• MATERIAL SUPPLIED:
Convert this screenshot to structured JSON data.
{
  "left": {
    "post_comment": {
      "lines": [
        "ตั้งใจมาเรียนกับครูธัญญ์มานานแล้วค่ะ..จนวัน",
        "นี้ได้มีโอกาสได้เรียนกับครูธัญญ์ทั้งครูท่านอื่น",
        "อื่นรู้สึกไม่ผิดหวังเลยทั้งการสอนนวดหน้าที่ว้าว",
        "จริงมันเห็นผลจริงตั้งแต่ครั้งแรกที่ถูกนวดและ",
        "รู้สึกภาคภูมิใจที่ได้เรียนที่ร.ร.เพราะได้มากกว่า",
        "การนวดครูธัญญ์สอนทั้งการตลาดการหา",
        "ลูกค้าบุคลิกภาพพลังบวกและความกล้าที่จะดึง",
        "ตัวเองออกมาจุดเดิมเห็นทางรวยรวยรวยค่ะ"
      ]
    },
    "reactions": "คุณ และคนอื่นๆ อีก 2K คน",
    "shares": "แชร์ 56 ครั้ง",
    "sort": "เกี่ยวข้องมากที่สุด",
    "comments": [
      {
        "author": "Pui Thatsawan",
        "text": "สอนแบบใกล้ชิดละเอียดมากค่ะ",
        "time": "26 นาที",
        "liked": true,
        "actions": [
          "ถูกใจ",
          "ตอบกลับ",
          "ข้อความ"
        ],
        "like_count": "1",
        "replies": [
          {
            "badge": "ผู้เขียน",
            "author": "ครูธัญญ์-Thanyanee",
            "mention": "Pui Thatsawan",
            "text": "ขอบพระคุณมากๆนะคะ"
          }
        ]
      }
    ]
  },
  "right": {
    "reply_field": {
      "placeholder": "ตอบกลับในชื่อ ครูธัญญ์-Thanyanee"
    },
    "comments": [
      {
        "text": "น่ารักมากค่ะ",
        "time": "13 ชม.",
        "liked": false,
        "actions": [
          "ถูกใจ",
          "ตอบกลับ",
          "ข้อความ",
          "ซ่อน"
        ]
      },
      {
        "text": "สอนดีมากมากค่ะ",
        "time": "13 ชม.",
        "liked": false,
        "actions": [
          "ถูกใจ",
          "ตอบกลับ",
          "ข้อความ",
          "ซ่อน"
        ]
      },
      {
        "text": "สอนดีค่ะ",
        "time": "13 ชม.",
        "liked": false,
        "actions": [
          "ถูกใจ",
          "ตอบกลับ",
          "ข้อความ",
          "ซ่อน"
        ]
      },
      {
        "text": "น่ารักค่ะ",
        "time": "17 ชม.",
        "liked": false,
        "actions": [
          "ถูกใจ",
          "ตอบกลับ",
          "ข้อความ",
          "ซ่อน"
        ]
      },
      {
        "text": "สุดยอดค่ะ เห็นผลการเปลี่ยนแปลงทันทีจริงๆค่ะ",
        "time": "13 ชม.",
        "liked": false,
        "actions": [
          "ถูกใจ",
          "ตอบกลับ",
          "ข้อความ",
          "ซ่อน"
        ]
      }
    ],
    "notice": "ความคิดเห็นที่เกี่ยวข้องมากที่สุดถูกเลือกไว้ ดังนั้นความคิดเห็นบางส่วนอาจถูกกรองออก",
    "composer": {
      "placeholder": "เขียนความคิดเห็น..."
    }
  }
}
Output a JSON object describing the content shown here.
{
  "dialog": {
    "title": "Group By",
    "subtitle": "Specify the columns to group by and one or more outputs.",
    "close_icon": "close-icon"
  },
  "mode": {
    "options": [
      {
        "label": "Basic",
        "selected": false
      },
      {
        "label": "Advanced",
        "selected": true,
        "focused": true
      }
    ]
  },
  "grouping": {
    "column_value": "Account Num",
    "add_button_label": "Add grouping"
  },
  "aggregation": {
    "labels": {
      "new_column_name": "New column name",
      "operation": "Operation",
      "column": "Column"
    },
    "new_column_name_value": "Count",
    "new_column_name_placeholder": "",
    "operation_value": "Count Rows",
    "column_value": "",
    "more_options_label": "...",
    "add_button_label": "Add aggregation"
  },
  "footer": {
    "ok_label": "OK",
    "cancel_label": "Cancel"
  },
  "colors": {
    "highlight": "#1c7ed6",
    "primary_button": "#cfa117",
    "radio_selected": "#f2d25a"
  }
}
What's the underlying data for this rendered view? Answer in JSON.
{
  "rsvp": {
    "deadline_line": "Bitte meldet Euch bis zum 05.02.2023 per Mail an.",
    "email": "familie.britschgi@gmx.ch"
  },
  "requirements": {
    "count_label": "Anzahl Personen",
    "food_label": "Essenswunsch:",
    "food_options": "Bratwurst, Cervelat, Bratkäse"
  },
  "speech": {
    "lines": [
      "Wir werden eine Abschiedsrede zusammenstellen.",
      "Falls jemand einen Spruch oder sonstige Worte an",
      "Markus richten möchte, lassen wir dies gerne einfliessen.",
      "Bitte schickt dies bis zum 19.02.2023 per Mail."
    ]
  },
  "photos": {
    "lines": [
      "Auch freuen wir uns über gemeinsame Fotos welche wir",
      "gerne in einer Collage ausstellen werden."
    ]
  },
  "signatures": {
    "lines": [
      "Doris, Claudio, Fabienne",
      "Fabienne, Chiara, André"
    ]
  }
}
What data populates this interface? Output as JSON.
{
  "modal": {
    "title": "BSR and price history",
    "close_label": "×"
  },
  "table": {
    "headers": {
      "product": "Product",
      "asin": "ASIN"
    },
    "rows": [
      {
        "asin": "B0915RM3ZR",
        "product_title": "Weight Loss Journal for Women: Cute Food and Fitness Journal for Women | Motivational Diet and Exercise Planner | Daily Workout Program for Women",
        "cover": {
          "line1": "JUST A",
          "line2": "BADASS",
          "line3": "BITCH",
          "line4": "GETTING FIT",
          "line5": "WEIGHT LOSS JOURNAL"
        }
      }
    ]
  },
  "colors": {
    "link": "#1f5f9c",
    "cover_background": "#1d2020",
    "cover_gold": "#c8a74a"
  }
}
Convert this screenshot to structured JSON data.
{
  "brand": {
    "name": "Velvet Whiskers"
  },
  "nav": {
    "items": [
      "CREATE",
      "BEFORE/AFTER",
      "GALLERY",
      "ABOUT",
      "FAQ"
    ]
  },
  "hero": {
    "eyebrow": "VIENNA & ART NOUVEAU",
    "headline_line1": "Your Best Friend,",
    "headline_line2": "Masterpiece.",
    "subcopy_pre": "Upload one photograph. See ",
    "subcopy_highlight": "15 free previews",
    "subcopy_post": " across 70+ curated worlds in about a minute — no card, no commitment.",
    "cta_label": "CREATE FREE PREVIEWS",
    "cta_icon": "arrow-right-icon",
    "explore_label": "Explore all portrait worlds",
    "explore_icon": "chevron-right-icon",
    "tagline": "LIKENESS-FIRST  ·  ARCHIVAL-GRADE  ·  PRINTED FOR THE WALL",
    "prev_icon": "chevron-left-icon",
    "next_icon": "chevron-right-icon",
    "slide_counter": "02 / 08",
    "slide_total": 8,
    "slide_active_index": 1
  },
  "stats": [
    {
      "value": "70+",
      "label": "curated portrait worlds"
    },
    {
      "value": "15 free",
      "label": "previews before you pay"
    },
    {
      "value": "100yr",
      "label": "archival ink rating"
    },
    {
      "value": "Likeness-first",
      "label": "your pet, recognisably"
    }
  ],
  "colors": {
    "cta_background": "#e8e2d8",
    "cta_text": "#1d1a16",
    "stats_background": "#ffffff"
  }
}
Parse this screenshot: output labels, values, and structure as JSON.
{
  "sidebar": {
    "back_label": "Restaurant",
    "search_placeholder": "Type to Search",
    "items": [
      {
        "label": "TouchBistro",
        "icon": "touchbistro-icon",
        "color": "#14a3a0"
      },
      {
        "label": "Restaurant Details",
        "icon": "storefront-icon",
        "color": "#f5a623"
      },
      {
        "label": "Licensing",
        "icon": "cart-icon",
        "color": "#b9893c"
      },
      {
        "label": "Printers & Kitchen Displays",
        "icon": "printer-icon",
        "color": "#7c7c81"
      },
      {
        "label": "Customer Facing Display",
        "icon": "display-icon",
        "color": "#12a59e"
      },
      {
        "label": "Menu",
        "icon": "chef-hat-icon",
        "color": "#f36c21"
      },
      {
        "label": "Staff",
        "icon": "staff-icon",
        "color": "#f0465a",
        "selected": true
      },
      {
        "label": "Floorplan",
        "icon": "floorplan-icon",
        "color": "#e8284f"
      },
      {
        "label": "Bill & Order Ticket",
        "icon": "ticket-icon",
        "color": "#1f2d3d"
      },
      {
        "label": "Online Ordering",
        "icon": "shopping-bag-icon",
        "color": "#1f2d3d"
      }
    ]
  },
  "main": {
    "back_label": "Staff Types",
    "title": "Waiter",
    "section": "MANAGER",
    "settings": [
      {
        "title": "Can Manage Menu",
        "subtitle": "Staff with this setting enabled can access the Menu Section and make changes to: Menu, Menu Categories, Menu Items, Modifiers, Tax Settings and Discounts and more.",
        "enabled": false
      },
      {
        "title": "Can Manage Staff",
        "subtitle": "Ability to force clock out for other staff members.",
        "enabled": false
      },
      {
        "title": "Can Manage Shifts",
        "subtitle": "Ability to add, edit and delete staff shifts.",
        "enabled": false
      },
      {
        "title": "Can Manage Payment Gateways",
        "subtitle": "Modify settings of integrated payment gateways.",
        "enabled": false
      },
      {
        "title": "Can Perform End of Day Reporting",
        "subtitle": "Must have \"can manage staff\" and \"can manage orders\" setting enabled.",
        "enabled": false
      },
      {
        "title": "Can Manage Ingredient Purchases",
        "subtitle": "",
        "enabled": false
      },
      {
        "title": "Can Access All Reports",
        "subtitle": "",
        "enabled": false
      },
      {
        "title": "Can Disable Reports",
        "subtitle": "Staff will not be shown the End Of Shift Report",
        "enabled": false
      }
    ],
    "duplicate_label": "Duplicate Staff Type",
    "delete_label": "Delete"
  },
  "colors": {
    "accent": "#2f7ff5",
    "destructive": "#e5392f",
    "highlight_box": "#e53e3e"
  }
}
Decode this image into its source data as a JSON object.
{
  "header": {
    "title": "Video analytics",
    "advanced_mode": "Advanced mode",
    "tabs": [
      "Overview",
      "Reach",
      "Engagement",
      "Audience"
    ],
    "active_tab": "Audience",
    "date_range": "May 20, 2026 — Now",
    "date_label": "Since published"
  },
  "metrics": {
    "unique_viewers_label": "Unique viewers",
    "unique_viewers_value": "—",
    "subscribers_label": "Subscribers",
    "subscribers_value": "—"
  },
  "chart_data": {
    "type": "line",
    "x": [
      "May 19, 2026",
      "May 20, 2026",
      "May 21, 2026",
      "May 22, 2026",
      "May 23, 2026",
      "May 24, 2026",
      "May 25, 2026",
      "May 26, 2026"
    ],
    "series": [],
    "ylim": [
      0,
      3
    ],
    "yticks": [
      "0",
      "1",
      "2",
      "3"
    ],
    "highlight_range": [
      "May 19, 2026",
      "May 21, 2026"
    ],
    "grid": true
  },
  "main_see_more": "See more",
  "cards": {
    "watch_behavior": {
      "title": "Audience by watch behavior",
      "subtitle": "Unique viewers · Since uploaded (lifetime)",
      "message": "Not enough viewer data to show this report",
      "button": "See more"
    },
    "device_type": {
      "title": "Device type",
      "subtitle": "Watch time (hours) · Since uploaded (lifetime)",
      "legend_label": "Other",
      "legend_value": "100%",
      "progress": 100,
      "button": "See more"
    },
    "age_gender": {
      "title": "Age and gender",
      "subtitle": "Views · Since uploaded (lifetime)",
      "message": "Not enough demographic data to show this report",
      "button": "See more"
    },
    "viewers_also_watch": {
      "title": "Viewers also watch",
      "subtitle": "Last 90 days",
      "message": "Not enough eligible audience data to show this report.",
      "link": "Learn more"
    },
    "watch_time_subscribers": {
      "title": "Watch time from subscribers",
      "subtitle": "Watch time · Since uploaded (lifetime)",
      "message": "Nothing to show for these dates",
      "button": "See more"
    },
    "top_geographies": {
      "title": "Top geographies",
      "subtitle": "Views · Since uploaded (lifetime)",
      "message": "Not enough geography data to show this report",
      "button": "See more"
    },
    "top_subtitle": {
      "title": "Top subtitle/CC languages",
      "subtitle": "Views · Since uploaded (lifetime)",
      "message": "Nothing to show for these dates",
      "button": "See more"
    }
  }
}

• WHAT IS EXPECTED: Using the listing above, pull out all lines that hold the word "chevron".

• THE RESULT:
    "explore_icon": "chevron-right-icon",
    "prev_icon": "chevron-left-icon",
    "next_icon": "chevron-right-icon",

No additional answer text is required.